_WHAT YOU SHOULD DO:_
Output the full material exactly as it appears here.

--

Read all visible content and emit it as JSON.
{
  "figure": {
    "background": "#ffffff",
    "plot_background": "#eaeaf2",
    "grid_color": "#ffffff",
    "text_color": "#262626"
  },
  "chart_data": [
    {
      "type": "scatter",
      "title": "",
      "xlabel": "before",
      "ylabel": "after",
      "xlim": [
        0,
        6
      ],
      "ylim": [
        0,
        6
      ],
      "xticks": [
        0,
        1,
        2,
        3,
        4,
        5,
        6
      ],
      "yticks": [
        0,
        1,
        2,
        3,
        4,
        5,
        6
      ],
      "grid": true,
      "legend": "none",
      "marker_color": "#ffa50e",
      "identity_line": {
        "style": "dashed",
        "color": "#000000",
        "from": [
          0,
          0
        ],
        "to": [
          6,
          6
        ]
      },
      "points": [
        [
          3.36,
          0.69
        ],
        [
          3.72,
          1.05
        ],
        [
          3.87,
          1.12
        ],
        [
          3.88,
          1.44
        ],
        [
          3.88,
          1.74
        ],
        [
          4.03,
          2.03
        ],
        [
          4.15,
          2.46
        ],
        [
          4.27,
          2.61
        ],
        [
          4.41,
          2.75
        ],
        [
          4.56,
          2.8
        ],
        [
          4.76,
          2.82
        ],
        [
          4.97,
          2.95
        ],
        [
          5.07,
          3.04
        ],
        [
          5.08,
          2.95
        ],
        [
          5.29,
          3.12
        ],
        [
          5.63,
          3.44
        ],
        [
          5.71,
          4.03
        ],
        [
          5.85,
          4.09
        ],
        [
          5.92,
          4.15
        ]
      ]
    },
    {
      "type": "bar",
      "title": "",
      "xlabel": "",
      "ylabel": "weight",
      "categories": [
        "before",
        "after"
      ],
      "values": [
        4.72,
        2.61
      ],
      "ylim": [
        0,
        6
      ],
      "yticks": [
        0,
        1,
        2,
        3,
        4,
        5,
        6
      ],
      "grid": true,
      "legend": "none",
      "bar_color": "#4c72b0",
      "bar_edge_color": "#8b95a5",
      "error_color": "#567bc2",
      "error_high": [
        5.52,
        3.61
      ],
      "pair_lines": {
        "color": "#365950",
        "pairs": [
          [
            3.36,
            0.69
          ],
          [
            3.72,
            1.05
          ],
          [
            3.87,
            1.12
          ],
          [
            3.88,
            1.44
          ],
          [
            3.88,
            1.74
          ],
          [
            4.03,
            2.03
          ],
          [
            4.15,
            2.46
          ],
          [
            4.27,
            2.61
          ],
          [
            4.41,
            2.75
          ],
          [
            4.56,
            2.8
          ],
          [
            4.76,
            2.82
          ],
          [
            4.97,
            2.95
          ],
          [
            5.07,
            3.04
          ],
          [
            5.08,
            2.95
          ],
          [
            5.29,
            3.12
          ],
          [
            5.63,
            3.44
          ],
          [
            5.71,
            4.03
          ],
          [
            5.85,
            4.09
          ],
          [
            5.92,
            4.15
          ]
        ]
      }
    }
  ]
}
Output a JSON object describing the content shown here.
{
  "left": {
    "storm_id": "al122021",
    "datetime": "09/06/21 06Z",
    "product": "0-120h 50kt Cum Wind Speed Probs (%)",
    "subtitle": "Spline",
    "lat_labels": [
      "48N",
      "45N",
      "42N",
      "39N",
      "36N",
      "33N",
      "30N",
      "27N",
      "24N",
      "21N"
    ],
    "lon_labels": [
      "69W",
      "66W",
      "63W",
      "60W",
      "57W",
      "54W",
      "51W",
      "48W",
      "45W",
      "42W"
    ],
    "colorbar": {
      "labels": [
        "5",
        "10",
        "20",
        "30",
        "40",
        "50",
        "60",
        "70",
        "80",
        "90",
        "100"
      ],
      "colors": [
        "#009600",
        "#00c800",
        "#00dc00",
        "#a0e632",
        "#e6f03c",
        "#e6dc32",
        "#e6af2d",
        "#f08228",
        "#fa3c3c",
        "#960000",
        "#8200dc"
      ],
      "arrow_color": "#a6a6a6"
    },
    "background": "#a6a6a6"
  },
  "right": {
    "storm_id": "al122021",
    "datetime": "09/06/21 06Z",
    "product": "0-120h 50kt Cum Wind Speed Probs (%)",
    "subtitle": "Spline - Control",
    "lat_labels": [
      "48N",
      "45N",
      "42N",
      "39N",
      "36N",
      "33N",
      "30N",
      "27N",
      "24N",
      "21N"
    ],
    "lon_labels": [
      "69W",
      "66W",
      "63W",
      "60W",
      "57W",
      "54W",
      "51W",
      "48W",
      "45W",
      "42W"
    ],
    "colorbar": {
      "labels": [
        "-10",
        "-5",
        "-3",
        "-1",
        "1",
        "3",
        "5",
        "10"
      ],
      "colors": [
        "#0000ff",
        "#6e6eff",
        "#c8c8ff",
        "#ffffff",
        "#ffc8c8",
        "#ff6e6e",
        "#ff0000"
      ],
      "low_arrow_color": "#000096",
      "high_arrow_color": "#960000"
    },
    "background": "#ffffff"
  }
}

--

_OUTPUT FOR THIS TASK:_
Read all visible content and emit it as JSON.
{
  "figure": {
    "background": "#ffffff",
    "plot_background": "#eaeaf2",
    "grid_color": "#ffffff",
    "text_color": "#262626"
  },
  "chart_data": [
    {
      "type": "scatter",
      "title": "",
      "xlabel": "before",
      "ylabel": "after",
      "xlim": [
        0,
        6
      ],
      "ylim": [
        0,
        6
      ],
      "xticks": [
        0,
        1,
        2,
        3,
        4,
        5,
        6
      ],
      "yticks": [
        0,
        1,
        2,
        3,
        4,
        5,
        6
      ],
      "grid": true,
      "legend": "none",
      "marker_color": "#ffa50e",
      "identity_line": {
        "style": "dashed",
        "color": "#000000",
        "from": [
          0,
          0
        ],
        "to": [
          6,
          6
        ]
      },
      "points": [
        [
          3.36,
          0.69
        ],
        [
          3.72,
          1.05
        ],
        [
          3.87,
          1.12
        ],
        [
          3.88,
          1.44
        ],
        [
          3.88,
          1.74
        ],
        [
          4.03,
          2.03
        ],
        [
          4.15,
          2.46
        ],
        [
          4.27,
          2.61
        ],
        [
          4.41,
          2.75
        ],
        [
          4.56,
          2.8
        ],
        [
          4.76,
          2.82
        ],
        [
          4.97,
          2.95
        ],
        [
          5.07,
          3.04
        ],
        [
          5.08,
          2.95
        ],
        [
          5.29,
          3.12
        ],
        [
          5.63,
          3.44
        ],
        [
          5.71,
          4.03
        ],
        [
          5.85,
          4.09
        ],
        [
          5.92,
          4.15
        ]
      ]
    },
    {
      "type": "bar",
      "title": "",
      "xlabel": "",
      "ylabel": "weight",
      "categories": [
        "before",
        "after"
      ],
      "values": [
        4.72,
        2.61
      ],
      "ylim": [
        0,
        6
      ],
      "yticks": [
        0,
        1,
        2,
        3,
        4,
        5,
        6
      ],
      "grid": true,
      "legend": "none",
      "bar_color": "#4c72b0",
      "bar_edge_color": "#8b95a5",
      "error_color": "#567bc2",
      "error_high": [
        5.52,
        3.61
      ],
      "pair_lines": {
        "color": "#365950",
        "pairs": [
          [
            3.36,
            0.69
          ],
          [
            3.72,
            1.05
          ],
          [
            3.87,
            1.12
          ],
          [
            3.88,
            1.44
          ],
          [
            3.88,
            1.74
          ],
          [
            4.03,
            2.03
          ],
          [
            4.15,
            2.46
          ],
          [
            4.27,
            2.61
          ],
          [
            4.41,
            2.75
          ],
          [
            4.56,
            2.8
          ],
          [
            4.76,
            2.82
          ],
          [
            4.97,
            2.95
          ],
          [
            5.07,
            3.04
          ],
          [
            5.08,
            2.95
          ],
          [
            5.29,
            3.12
          ],
          [
            5.63,
            3.44
          ],
          [
            5.71,
            4.03
          ],
          [
            5.85,
            4.09
          ],
          [
            5.92,
            4.15
          ]
        ]
      }
    }
  ]
}
Output a JSON object describing the content shown here.
{
  "left": {
    "storm_id": "al122021",
    "datetime": "09/06/21 06Z",
    "product": "0-120h 50kt Cum Wind Speed Probs (%)",
    "subtitle": "Spline",
    "lat_labels": [
      "48N",
      "45N",
      "42N",
      "39N",
      "36N",
      "33N",
      "30N",
      "27N",
      "24N",
      "21N"
    ],
    "lon_labels": [
      "69W",
      "66W",
      "63W",
      "60W",
      "57W",
      "54W",
      "51W",
      "48W",
      "45W",
      "42W"
    ],
    "colorbar": {
      "labels": [
        "5",
        "10",
        "20",
        "30",
        "40",
        "50",
        "60",
        "70",
        "80",
        "90",
        "100"
      ],
      "colors": [
        "#009600",
        "#00c800",
        "#00dc00",
        "#a0e632",
        "#e6f03c",
        "#e6dc32",
        "#e6af2d",
        "#f08228",
        "#fa3c3c",
        "#960000",
        "#8200dc"
      ],
      "arrow_color": "#a6a6a6"
    },
    "background": "#a6a6a6"
  },
  "right": {
    "storm_id": "al122021",
    "datetime": "09/06/21 06Z",
    "product": "0-120h 50kt Cum Wind Speed Probs (%)",
    "subtitle": "Spline - Control",
    "lat_labels": [
      "48N",
      "45N",
      "42N",
      "39N",
      "36N",
      "33N",
      "30N",
      "27N",
      "24N",
      "21N"
    ],
    "lon_labels": [
      "69W",
      "66W",
      "63W",
      "60W",
      "57W",
      "54W",
      "51W",
      "48W",
      "45W",
      "42W"
    ],
    "colorbar": {
      "labels": [
        "-10",
        "-5",
        "-3",
        "-1",
        "1",
        "3",
        "5",
        "10"
      ],
      "colors": [
        "#0000ff",
        "#6e6eff",
        "#c8c8ff",
        "#ffffff",
        "#ffc8c8",
        "#ff6e6e",
        "#ff0000"
      ],
      "low_arrow_color": "#000096",
      "high_arrow_color": "#960000"
    },
    "background": "#ffffff"
  }
}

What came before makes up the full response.